[Rows from a dataset]
◇ ◇ ◇
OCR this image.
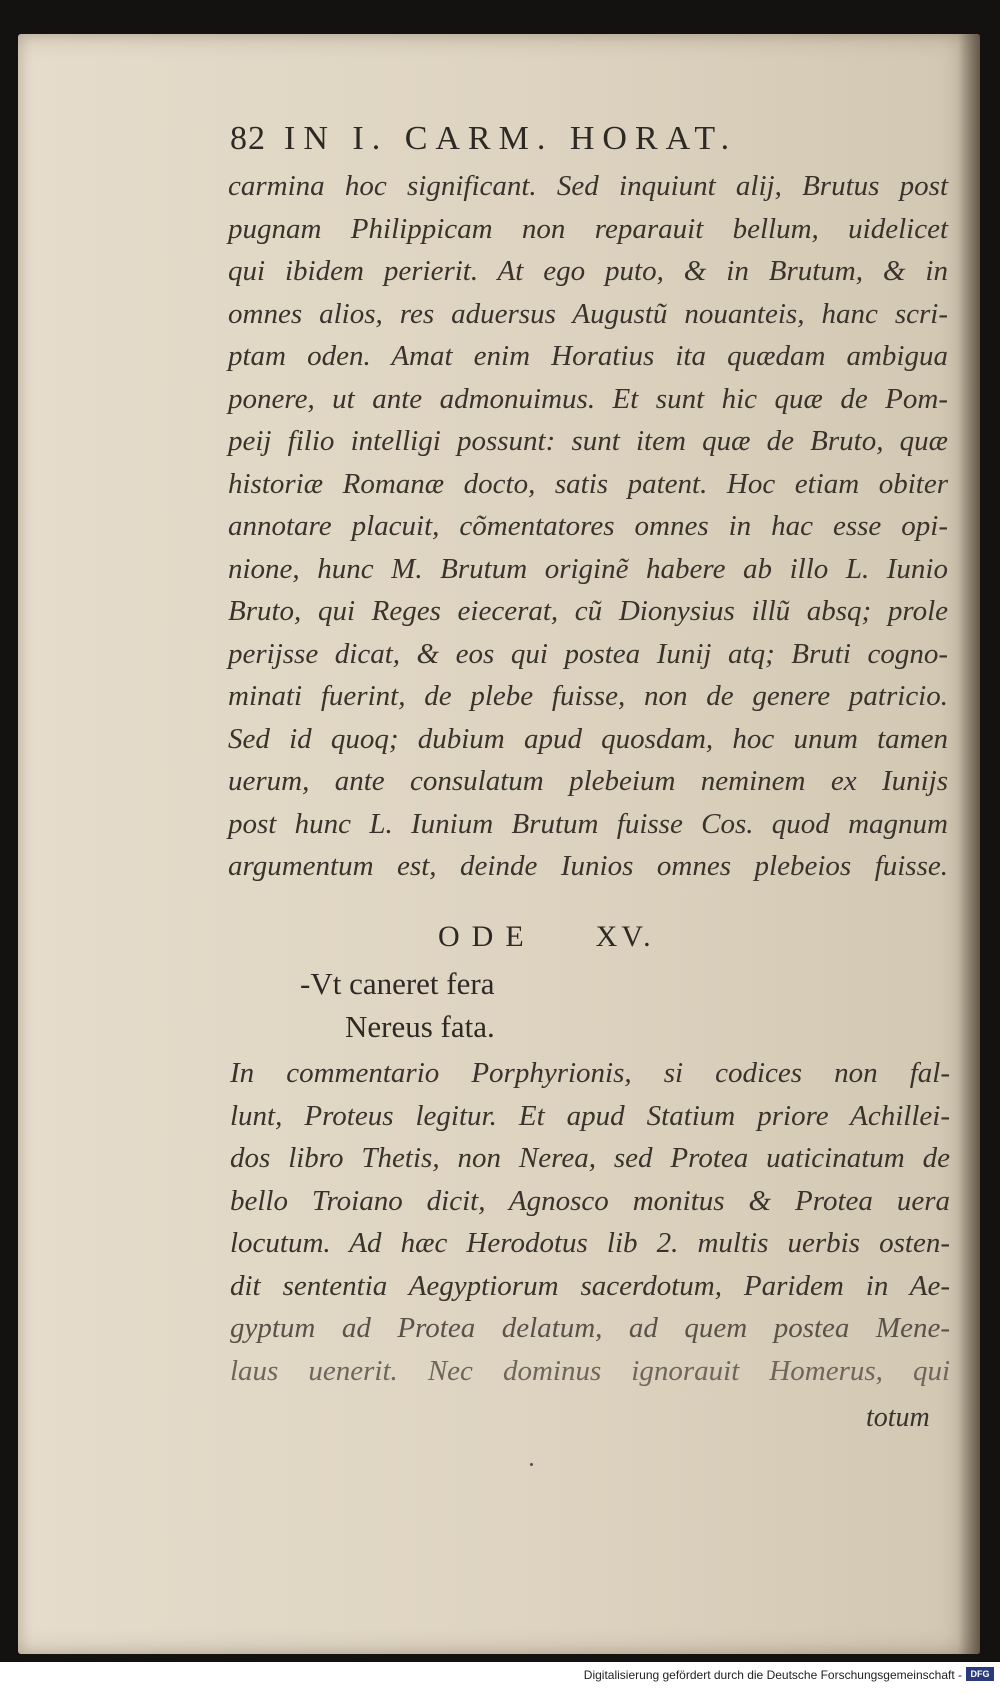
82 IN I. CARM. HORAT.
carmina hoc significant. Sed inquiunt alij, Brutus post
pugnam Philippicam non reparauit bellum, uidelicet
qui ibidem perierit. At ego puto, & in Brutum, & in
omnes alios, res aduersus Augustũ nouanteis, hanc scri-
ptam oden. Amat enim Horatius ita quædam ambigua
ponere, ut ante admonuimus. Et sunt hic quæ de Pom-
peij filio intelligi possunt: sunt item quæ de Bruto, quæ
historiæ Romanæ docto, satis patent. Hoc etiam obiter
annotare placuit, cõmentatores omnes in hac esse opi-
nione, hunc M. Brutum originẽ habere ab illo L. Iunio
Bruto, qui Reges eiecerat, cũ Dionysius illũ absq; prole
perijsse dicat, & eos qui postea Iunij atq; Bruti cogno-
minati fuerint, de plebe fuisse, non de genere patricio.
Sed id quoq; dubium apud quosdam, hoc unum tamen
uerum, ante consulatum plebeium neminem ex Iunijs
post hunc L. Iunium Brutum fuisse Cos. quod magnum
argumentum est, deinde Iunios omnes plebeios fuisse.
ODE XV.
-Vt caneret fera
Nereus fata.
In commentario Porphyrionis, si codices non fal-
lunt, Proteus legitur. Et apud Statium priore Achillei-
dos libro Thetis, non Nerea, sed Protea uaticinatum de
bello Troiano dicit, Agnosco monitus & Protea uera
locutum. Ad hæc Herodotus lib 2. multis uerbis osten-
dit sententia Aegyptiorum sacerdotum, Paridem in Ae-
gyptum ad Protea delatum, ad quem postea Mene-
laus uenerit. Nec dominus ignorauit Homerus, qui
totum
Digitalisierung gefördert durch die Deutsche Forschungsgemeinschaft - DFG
◇ ◇ ◇
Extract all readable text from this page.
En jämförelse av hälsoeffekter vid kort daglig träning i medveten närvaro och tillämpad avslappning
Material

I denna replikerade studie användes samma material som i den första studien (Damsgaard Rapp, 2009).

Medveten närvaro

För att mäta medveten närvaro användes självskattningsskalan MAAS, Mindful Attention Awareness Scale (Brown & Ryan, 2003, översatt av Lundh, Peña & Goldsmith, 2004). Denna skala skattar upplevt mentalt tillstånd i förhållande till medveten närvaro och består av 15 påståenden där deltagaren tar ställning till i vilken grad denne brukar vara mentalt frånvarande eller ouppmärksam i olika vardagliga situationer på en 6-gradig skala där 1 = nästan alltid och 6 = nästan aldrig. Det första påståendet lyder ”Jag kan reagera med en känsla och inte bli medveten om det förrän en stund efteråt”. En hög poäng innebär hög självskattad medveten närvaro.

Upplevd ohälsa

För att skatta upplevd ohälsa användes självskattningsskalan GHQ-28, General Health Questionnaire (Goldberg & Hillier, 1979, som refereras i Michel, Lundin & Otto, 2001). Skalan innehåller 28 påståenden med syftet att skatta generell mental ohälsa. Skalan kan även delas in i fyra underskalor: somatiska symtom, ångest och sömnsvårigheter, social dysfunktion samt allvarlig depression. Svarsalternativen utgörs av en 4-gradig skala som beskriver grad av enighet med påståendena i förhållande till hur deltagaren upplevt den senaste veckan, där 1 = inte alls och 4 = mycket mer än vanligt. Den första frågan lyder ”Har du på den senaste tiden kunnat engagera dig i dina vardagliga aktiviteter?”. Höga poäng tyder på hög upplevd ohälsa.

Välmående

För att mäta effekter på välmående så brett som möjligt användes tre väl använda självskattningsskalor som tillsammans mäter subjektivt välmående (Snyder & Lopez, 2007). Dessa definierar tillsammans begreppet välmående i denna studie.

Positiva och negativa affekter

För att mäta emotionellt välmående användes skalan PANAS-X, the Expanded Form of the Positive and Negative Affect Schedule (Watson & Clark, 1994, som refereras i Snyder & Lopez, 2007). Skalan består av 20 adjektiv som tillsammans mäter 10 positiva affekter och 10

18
◇ ◇ ◇
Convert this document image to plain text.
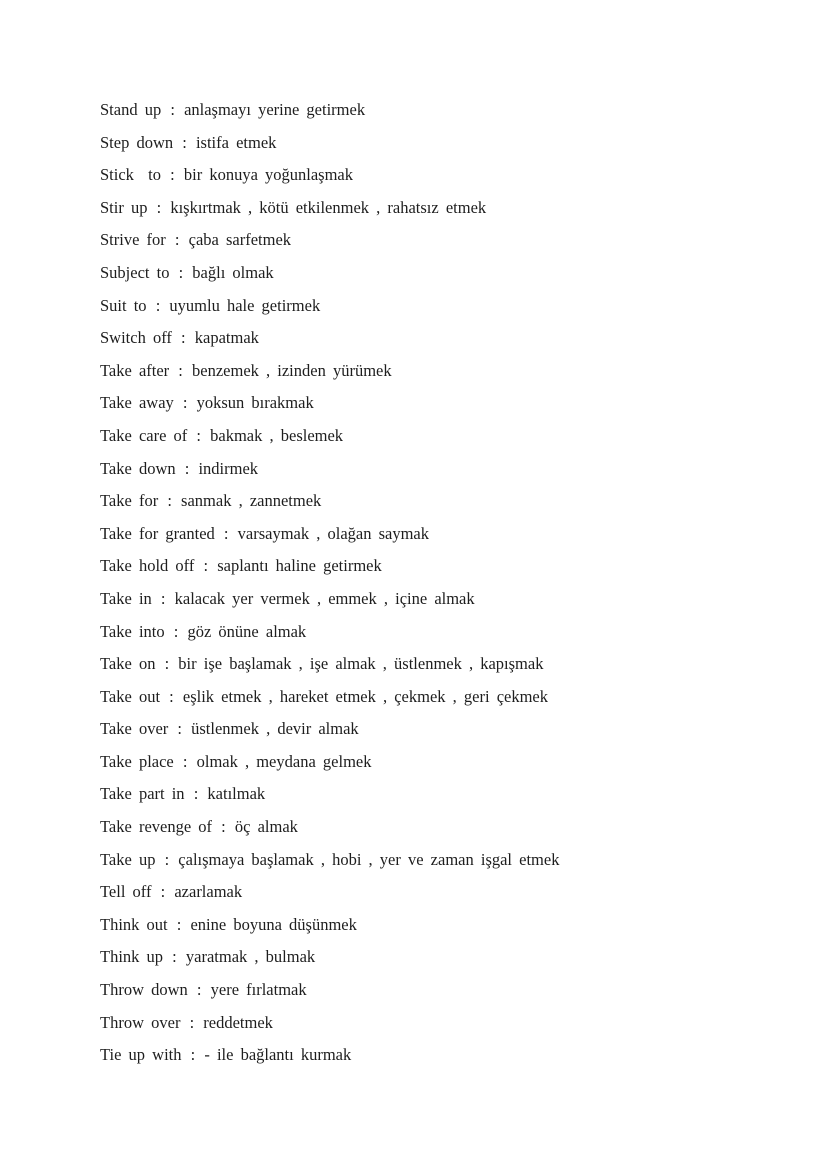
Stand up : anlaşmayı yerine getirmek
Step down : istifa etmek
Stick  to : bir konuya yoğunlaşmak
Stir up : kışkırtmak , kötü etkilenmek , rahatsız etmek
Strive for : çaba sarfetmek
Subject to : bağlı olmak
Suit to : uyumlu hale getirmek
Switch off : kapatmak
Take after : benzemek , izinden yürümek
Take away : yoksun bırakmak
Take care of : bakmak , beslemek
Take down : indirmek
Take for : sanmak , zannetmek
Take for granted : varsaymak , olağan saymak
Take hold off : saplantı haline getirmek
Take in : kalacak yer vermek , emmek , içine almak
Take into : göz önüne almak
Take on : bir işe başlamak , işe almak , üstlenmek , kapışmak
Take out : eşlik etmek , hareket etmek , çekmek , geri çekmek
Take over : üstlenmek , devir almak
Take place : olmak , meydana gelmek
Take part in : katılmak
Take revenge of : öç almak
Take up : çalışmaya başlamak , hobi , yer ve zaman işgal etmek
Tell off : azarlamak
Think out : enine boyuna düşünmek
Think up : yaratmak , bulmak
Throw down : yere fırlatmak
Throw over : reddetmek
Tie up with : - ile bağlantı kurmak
◇ ◇ ◇
■ REQUIRED TASK ■
Scan the listing above and identify each line holding the string "Brutum"; copy every such line.

■ COMPLETED EXERCISE ■
qui ibidem perierit. At ego puto, & in Brutum, & in
nione, hunc M. Brutum originẽ habere ab illo L. Iunio
post hunc L. Iunium Brutum fuisse Cos. quod magnum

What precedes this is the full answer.